┌──

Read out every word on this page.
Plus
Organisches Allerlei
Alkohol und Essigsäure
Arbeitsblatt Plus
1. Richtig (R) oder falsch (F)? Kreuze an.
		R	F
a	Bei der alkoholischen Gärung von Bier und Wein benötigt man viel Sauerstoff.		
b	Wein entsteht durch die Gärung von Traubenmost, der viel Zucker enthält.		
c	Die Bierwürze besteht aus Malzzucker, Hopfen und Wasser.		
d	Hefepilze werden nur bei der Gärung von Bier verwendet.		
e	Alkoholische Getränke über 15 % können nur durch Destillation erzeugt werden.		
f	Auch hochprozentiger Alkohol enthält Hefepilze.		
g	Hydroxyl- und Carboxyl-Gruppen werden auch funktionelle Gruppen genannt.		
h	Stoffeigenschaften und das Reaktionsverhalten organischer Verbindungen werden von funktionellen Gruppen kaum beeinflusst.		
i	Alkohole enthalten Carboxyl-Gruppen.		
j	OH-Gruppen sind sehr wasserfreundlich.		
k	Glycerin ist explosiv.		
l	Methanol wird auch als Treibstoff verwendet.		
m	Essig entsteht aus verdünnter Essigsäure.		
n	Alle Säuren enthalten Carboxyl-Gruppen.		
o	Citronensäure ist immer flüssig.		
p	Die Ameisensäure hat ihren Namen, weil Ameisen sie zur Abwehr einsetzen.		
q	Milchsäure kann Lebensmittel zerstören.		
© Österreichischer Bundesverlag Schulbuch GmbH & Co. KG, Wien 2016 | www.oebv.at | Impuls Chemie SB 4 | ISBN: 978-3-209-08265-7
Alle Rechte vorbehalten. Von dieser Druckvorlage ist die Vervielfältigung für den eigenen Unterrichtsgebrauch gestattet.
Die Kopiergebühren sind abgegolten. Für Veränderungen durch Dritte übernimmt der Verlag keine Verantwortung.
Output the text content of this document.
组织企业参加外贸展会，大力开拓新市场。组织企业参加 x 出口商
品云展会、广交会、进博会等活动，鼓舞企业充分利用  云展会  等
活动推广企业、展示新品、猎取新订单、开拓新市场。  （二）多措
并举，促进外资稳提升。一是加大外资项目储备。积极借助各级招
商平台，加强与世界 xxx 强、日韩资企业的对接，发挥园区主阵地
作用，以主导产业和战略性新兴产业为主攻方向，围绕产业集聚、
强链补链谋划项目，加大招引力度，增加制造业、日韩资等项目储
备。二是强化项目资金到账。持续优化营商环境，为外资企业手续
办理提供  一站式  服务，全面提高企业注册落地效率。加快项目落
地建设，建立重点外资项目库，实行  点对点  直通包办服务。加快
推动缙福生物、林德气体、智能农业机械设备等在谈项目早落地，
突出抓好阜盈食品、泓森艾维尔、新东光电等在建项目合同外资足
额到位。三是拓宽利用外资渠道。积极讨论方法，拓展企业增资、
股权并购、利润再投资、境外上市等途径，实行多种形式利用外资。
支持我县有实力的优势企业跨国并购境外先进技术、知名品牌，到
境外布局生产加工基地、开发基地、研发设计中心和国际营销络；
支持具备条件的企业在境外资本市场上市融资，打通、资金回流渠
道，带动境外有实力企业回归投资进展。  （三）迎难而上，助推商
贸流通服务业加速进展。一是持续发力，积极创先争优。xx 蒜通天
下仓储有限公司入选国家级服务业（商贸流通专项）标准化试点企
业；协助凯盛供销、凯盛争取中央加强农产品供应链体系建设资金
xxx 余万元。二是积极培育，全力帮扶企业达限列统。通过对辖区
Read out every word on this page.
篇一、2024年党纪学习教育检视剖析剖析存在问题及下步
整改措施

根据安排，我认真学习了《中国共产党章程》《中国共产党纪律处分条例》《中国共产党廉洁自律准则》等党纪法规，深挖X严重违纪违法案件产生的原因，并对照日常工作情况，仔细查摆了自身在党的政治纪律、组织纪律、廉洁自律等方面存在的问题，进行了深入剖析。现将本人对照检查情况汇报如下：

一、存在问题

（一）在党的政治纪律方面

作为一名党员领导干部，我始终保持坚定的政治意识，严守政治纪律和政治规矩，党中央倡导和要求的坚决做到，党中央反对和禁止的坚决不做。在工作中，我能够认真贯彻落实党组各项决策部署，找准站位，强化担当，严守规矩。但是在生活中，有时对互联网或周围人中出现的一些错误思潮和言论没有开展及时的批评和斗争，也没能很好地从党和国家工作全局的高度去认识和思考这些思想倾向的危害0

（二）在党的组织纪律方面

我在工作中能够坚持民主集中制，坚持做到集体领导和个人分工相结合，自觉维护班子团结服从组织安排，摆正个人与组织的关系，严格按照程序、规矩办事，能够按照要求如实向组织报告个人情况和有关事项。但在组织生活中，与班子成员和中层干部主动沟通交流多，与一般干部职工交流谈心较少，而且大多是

└──

Determine the number of lines in these entries that contain the word "entsteht", and write only that number.

**Full output:** 2